## Dataset records

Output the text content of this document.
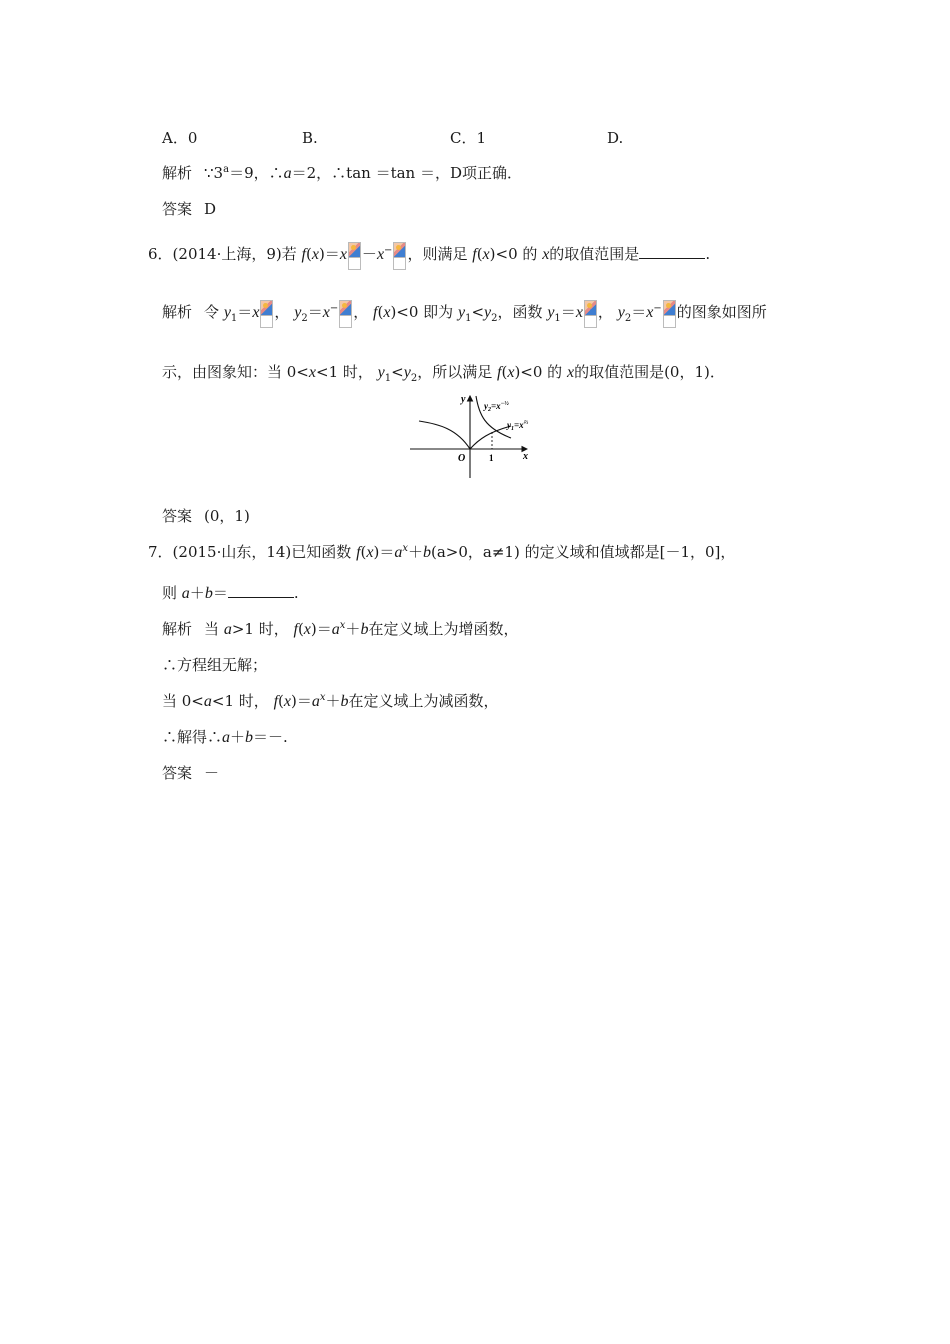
A．0	B.	C．1	D.
解析 $\because 3^a=9$，∴a＝2，∴tan ＝tan ＝，D项正确．
答案 D
6．(2014·上海，9)若 f(x)＝x －x− ，则满足 f(x)<0 的 x的取值范围是	.
解析 令 $y_1=x$ ， $y_2=x^-$ ， f(x)<0 即为 $y_1<y_2$，函数 $y_1=x$ ， $y_2=x^-$ 的图象如图所
示，由图象知：当 0<x<1 时， $y_1<y_2$，所以满足 f(x)<0 的 x的取值范围是(0，1)．
y
x
O	1
$y_2=x^{-\frac{1}{2}}$
$y_1=x^{\frac{2}{3}}$
答案 (0，1)
7．(2015·山东，14)已知函数 $f(x)=a^x+b(a>0$，a≠1) 的定义域和值域都是[－1，0]，
则 a＋b＝	.
解析 当 a>1 时， $f(x)=a^x+b$在定义域上为增函数，
∴方程组无解；
当 0<a<1 时， $f(x)=a^x+b$在定义域上为减函数，
∴解得∴a＋b＝－.
答案 －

## WHAT YOU SHOULD DO
Looking at the material above, count the lines containing the string "x的取值范围是" and reply with the count alone.

## EXERCISE RESULT
2